Task statement —
Report how many lines contain "this"; state the number and nothing else.

Raw records —

((

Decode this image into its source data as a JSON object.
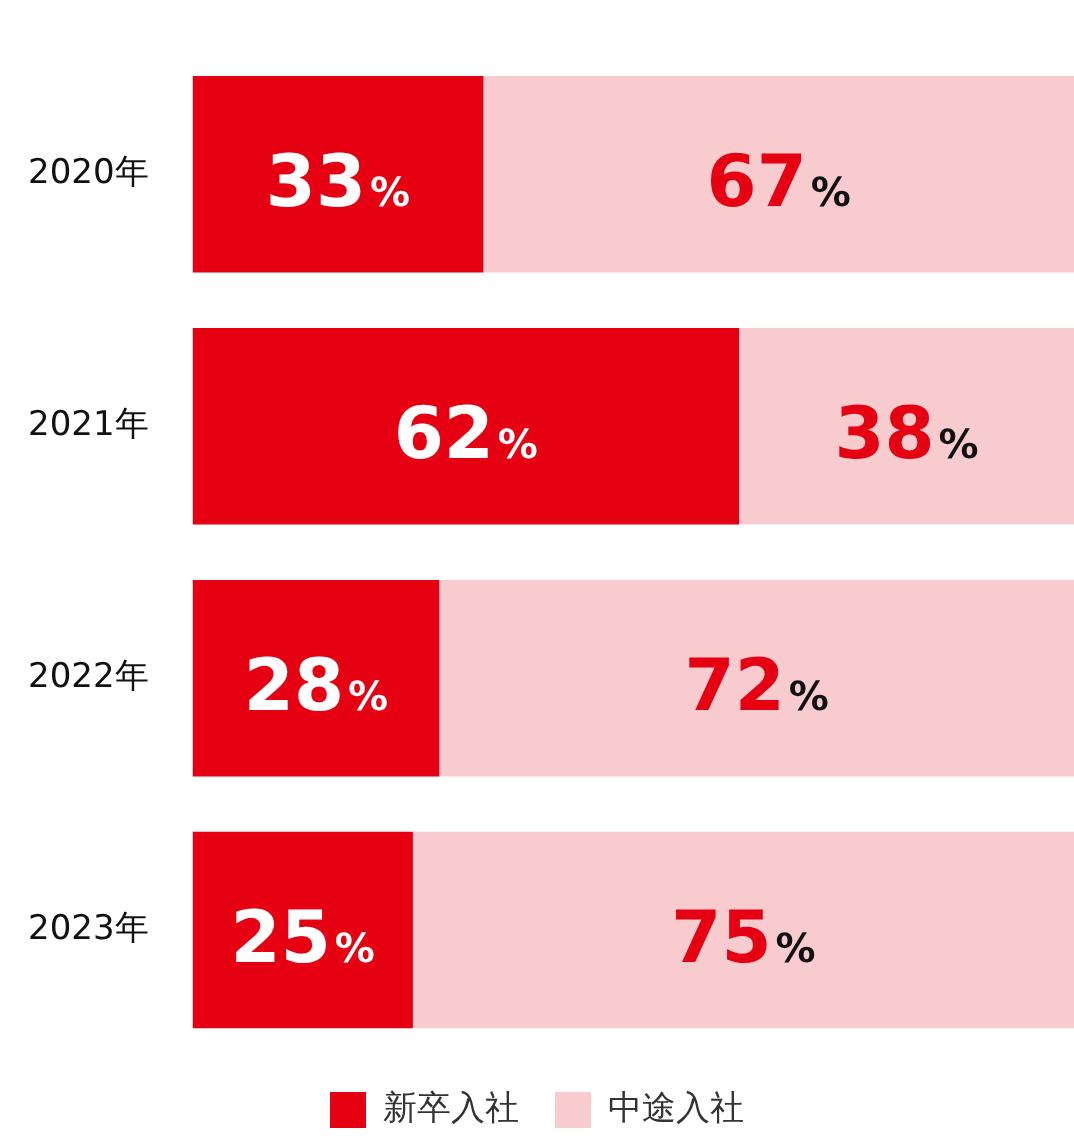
{
  "chart_data": {
    "type": "bar",
    "orientation": "horizontal",
    "stacked": true,
    "categories": [
      "2020年",
      "2021年",
      "2022年",
      "2023年"
    ],
    "series": [
      {
        "name": "新卒入社",
        "color": "#e50012",
        "values": [
          33,
          62,
          28,
          25
        ],
        "value_labels": [
          "33%",
          "62%",
          "28%",
          "25%"
        ]
      },
      {
        "name": "中途入社",
        "color": "#f8cbce",
        "values": [
          67,
          38,
          72,
          75
        ],
        "value_labels": [
          "67%",
          "38%",
          "72%",
          "75%"
        ]
      }
    ],
    "xlim": [
      0,
      100
    ],
    "tick_labels": "y",
    "legend": "bottom"
  }
}
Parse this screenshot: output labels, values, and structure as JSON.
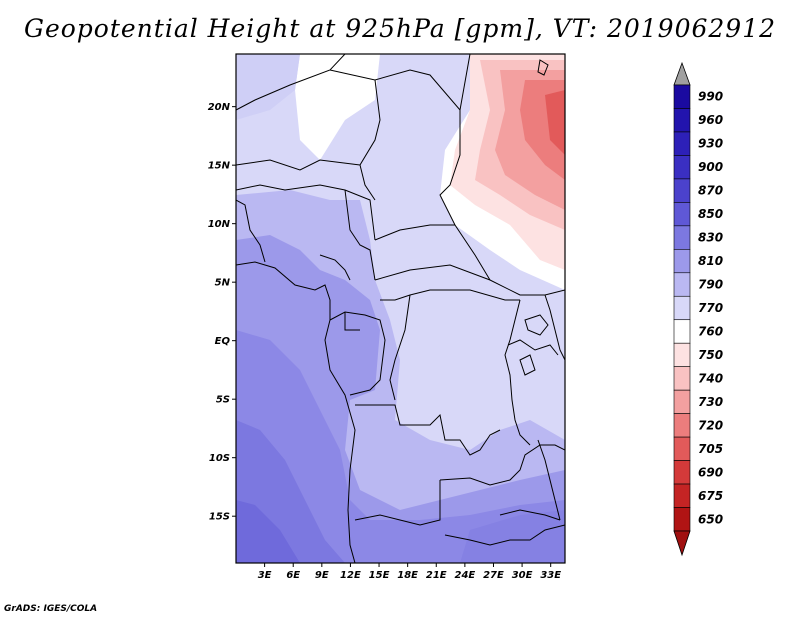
{
  "title": "Geopotential Height at 925hPa [gpm], VT: 2019062912",
  "credit": "GrADS: IGES/COLA",
  "map": {
    "lat_range": [
      -19,
      24.5
    ],
    "lon_range": [
      0,
      34.5
    ],
    "lat_ticks": [
      {
        "value": 20,
        "label": "20N"
      },
      {
        "value": 15,
        "label": "15N"
      },
      {
        "value": 10,
        "label": "10N"
      },
      {
        "value": 5,
        "label": "5N"
      },
      {
        "value": 0,
        "label": "EQ"
      },
      {
        "value": -5,
        "label": "5S"
      },
      {
        "value": -10,
        "label": "10S"
      },
      {
        "value": -15,
        "label": "15S"
      }
    ],
    "lon_ticks": [
      {
        "value": 3,
        "label": "3E"
      },
      {
        "value": 6,
        "label": "6E"
      },
      {
        "value": 9,
        "label": "9E"
      },
      {
        "value": 12,
        "label": "12E"
      },
      {
        "value": 15,
        "label": "15E"
      },
      {
        "value": 18,
        "label": "18E"
      },
      {
        "value": 21,
        "label": "21E"
      },
      {
        "value": 24,
        "label": "24E"
      },
      {
        "value": 27,
        "label": "27E"
      },
      {
        "value": 30,
        "label": "30E"
      },
      {
        "value": 33,
        "label": "33E"
      }
    ]
  },
  "colorbar": {
    "levels": [
      {
        "label": "990",
        "color": "#1a0aa0"
      },
      {
        "label": "960",
        "color": "#2214ad"
      },
      {
        "label": "930",
        "color": "#2d20b8"
      },
      {
        "label": "900",
        "color": "#3a2fc2"
      },
      {
        "label": "870",
        "color": "#4b42cc"
      },
      {
        "label": "850",
        "color": "#5f58d6"
      },
      {
        "label": "830",
        "color": "#7c78e0"
      },
      {
        "label": "810",
        "color": "#9c99ea"
      },
      {
        "label": "790",
        "color": "#bab8f2"
      },
      {
        "label": "770",
        "color": "#d8d8f8"
      },
      {
        "label": "760",
        "color": "#ffffff"
      },
      {
        "label": "750",
        "color": "#fde2e2"
      },
      {
        "label": "740",
        "color": "#f9c2c2"
      },
      {
        "label": "730",
        "color": "#f3a0a0"
      },
      {
        "label": "720",
        "color": "#ec7d7d"
      },
      {
        "label": "705",
        "color": "#e25a5a"
      },
      {
        "label": "690",
        "color": "#d43a3a"
      },
      {
        "label": "675",
        "color": "#c42424"
      },
      {
        "label": "650",
        "color": "#b01414"
      }
    ],
    "top_color": "#a0a0a0",
    "bottom_color": "#a01010"
  }
}
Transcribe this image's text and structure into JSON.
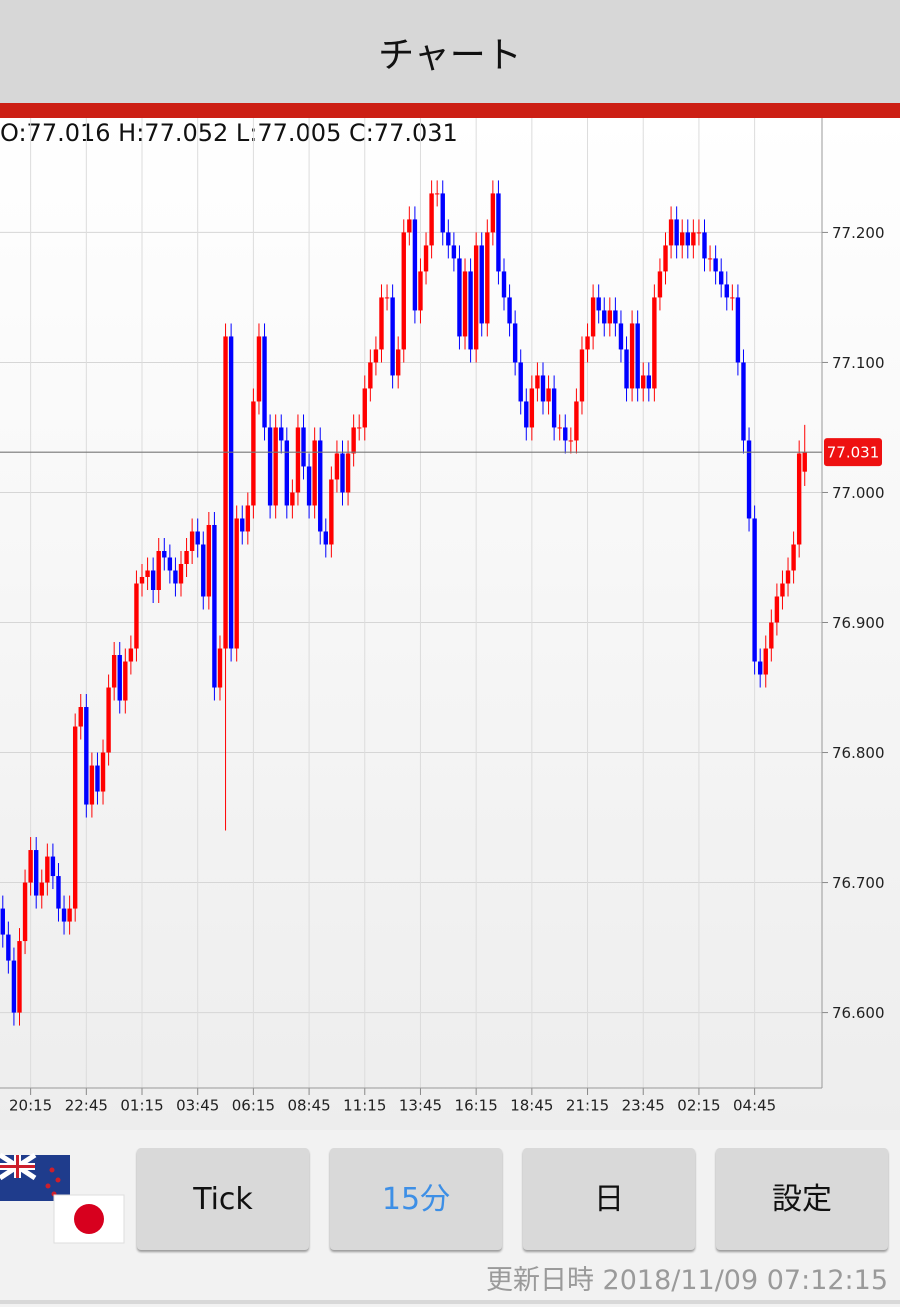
{
  "header": {
    "title": "チャート"
  },
  "chart_data": {
    "type": "candlestick",
    "ohlc_label": "O:77.016 H:77.052 L:77.005 C:77.031",
    "current_price": {
      "value": 77.031,
      "label": "77.031"
    },
    "up_color": "#ff0000",
    "down_color": "#0000ff",
    "grid": true,
    "xlim": [
      -0.5,
      147.1
    ],
    "ylim": [
      76.542,
      77.288
    ],
    "yticks": [
      {
        "value": 76.6,
        "label": "76.600"
      },
      {
        "value": 76.7,
        "label": "76.700"
      },
      {
        "value": 76.8,
        "label": "76.800"
      },
      {
        "value": 76.9,
        "label": "76.900"
      },
      {
        "value": 77.0,
        "label": "77.000"
      },
      {
        "value": 77.1,
        "label": "77.100"
      },
      {
        "value": 77.2,
        "label": "77.200"
      }
    ],
    "xticks": [
      {
        "value": 5,
        "label": "20:15"
      },
      {
        "value": 15,
        "label": "22:45"
      },
      {
        "value": 25,
        "label": "01:15"
      },
      {
        "value": 35,
        "label": "03:45"
      },
      {
        "value": 45,
        "label": "06:15"
      },
      {
        "value": 55,
        "label": "08:45"
      },
      {
        "value": 65,
        "label": "11:15"
      },
      {
        "value": 75,
        "label": "13:45"
      },
      {
        "value": 85,
        "label": "16:15"
      },
      {
        "value": 95,
        "label": "18:45"
      },
      {
        "value": 105,
        "label": "21:15"
      },
      {
        "value": 115,
        "label": "23:45"
      },
      {
        "value": 125,
        "label": "02:15"
      },
      {
        "value": 135,
        "label": "04:45"
      }
    ],
    "open": [
      76.68,
      76.66,
      76.64,
      76.6,
      76.655,
      76.7,
      76.725,
      76.69,
      76.7,
      76.72,
      76.705,
      76.68,
      76.67,
      76.68,
      76.82,
      76.835,
      76.76,
      76.79,
      76.77,
      76.8,
      76.85,
      76.875,
      76.84,
      76.87,
      76.88,
      76.93,
      76.935,
      76.94,
      76.925,
      76.955,
      76.95,
      76.94,
      76.93,
      76.945,
      76.955,
      76.97,
      76.96,
      76.92,
      76.975,
      76.85,
      76.88,
      77.12,
      76.88,
      76.98,
      76.97,
      76.99,
      77.07,
      77.12,
      77.05,
      76.99,
      77.05,
      77.04,
      76.99,
      77.0,
      77.05,
      77.02,
      76.99,
      77.04,
      76.97,
      76.96,
      77.01,
      77.03,
      77.0,
      77.03,
      77.05,
      77.05,
      77.08,
      77.1,
      77.11,
      77.15,
      77.15,
      77.09,
      77.11,
      77.2,
      77.21,
      77.14,
      77.17,
      77.19,
      77.23,
      77.23,
      77.2,
      77.19,
      77.18,
      77.12,
      77.17,
      77.11,
      77.19,
      77.13,
      77.2,
      77.23,
      77.17,
      77.15,
      77.13,
      77.1,
      77.07,
      77.05,
      77.08,
      77.09,
      77.07,
      77.08,
      77.05,
      77.05,
      77.04,
      77.04,
      77.07,
      77.11,
      77.12,
      77.15,
      77.14,
      77.13,
      77.14,
      77.13,
      77.11,
      77.08,
      77.13,
      77.08,
      77.09,
      77.08,
      77.15,
      77.17,
      77.19,
      77.21,
      77.19,
      77.2,
      77.19,
      77.2,
      77.2,
      77.18,
      77.18,
      77.17,
      77.16,
      77.15,
      77.15,
      77.1,
      77.04,
      76.98,
      76.87,
      76.86,
      76.88,
      76.9,
      76.92,
      76.93,
      76.94,
      76.96,
      77.016
    ],
    "high": [
      76.69,
      76.67,
      76.65,
      76.665,
      76.71,
      76.735,
      76.735,
      76.71,
      76.73,
      76.73,
      76.715,
      76.69,
      76.69,
      76.83,
      76.845,
      76.845,
      76.8,
      76.8,
      76.81,
      76.86,
      76.885,
      76.885,
      76.88,
      76.89,
      76.94,
      76.945,
      76.95,
      76.95,
      76.965,
      76.965,
      76.96,
      76.95,
      76.955,
      76.965,
      76.98,
      76.98,
      76.97,
      76.985,
      76.985,
      76.89,
      77.13,
      77.13,
      76.99,
      76.99,
      77.0,
      77.08,
      77.13,
      77.13,
      77.06,
      77.06,
      77.06,
      77.05,
      77.01,
      77.06,
      77.06,
      77.03,
      77.05,
      77.05,
      76.98,
      77.02,
      77.04,
      77.04,
      77.04,
      77.06,
      77.06,
      77.09,
      77.11,
      77.12,
      77.16,
      77.16,
      77.16,
      77.12,
      77.21,
      77.22,
      77.22,
      77.18,
      77.2,
      77.24,
      77.24,
      77.24,
      77.21,
      77.2,
      77.19,
      77.18,
      77.18,
      77.2,
      77.2,
      77.21,
      77.24,
      77.24,
      77.18,
      77.16,
      77.14,
      77.11,
      77.08,
      77.09,
      77.1,
      77.1,
      77.09,
      77.09,
      77.06,
      77.06,
      77.05,
      77.08,
      77.12,
      77.13,
      77.16,
      77.16,
      77.15,
      77.15,
      77.15,
      77.14,
      77.12,
      77.14,
      77.14,
      77.1,
      77.1,
      77.16,
      77.18,
      77.2,
      77.22,
      77.22,
      77.21,
      77.21,
      77.21,
      77.21,
      77.21,
      77.19,
      77.19,
      77.18,
      77.17,
      77.16,
      77.16,
      77.11,
      77.05,
      76.99,
      76.88,
      76.89,
      76.91,
      76.93,
      76.94,
      76.95,
      76.97,
      77.04,
      77.052
    ],
    "low": [
      76.65,
      76.63,
      76.59,
      76.59,
      76.645,
      76.69,
      76.68,
      76.68,
      76.69,
      76.695,
      76.67,
      76.66,
      76.66,
      76.67,
      76.81,
      76.75,
      76.75,
      76.76,
      76.76,
      76.79,
      76.84,
      76.83,
      76.83,
      76.86,
      76.87,
      76.92,
      76.925,
      76.915,
      76.915,
      76.94,
      76.93,
      76.92,
      76.92,
      76.935,
      76.945,
      76.95,
      76.91,
      76.91,
      76.84,
      76.84,
      76.74,
      76.87,
      76.87,
      76.96,
      76.96,
      76.98,
      77.06,
      77.04,
      76.98,
      76.98,
      77.03,
      76.98,
      76.98,
      76.99,
      77.01,
      76.98,
      76.98,
      76.96,
      76.95,
      76.95,
      77.0,
      76.99,
      76.99,
      77.02,
      77.04,
      77.04,
      77.07,
      77.09,
      77.1,
      77.14,
      77.08,
      77.08,
      77.1,
      77.19,
      77.13,
      77.13,
      77.16,
      77.18,
      77.22,
      77.19,
      77.18,
      77.17,
      77.11,
      77.11,
      77.1,
      77.1,
      77.12,
      77.12,
      77.19,
      77.16,
      77.14,
      77.12,
      77.09,
      77.06,
      77.04,
      77.04,
      77.07,
      77.06,
      77.06,
      77.04,
      77.04,
      77.03,
      77.03,
      77.03,
      77.06,
      77.1,
      77.11,
      77.13,
      77.12,
      77.12,
      77.12,
      77.1,
      77.07,
      77.07,
      77.07,
      77.07,
      77.07,
      77.07,
      77.14,
      77.16,
      77.18,
      77.18,
      77.18,
      77.18,
      77.18,
      77.19,
      77.17,
      77.17,
      77.16,
      77.15,
      77.14,
      77.14,
      77.09,
      77.03,
      76.97,
      76.86,
      76.85,
      76.85,
      76.87,
      76.89,
      76.91,
      76.92,
      76.93,
      76.95,
      77.005
    ],
    "close": [
      76.66,
      76.64,
      76.6,
      76.655,
      76.7,
      76.725,
      76.69,
      76.7,
      76.72,
      76.705,
      76.68,
      76.67,
      76.68,
      76.82,
      76.835,
      76.76,
      76.79,
      76.77,
      76.8,
      76.85,
      76.875,
      76.84,
      76.87,
      76.88,
      76.93,
      76.935,
      76.94,
      76.925,
      76.955,
      76.95,
      76.94,
      76.93,
      76.945,
      76.955,
      76.97,
      76.96,
      76.92,
      76.975,
      76.85,
      76.88,
      77.12,
      76.88,
      76.98,
      76.97,
      76.99,
      77.07,
      77.12,
      77.05,
      76.99,
      77.05,
      77.04,
      76.99,
      77.0,
      77.05,
      77.02,
      76.99,
      77.04,
      76.97,
      76.96,
      77.01,
      77.03,
      77.0,
      77.03,
      77.05,
      77.05,
      77.08,
      77.1,
      77.11,
      77.15,
      77.15,
      77.09,
      77.11,
      77.2,
      77.21,
      77.14,
      77.17,
      77.19,
      77.23,
      77.23,
      77.2,
      77.19,
      77.18,
      77.12,
      77.17,
      77.11,
      77.19,
      77.13,
      77.2,
      77.23,
      77.17,
      77.15,
      77.13,
      77.1,
      77.07,
      77.05,
      77.08,
      77.09,
      77.07,
      77.08,
      77.05,
      77.05,
      77.04,
      77.04,
      77.07,
      77.11,
      77.12,
      77.15,
      77.14,
      77.13,
      77.14,
      77.13,
      77.11,
      77.08,
      77.13,
      77.08,
      77.09,
      77.08,
      77.15,
      77.17,
      77.19,
      77.21,
      77.19,
      77.2,
      77.19,
      77.2,
      77.2,
      77.18,
      77.18,
      77.17,
      77.16,
      77.15,
      77.15,
      77.1,
      77.04,
      76.98,
      76.87,
      76.86,
      76.88,
      76.9,
      76.92,
      76.93,
      76.94,
      76.96,
      77.03,
      77.031
    ]
  },
  "buttons": [
    "Tick",
    "15分",
    "日",
    "設定"
  ],
  "active_button": 1,
  "footer": {
    "updated": "更新日時 2018/11/09 07:12:15"
  }
}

))

Expected answer —
3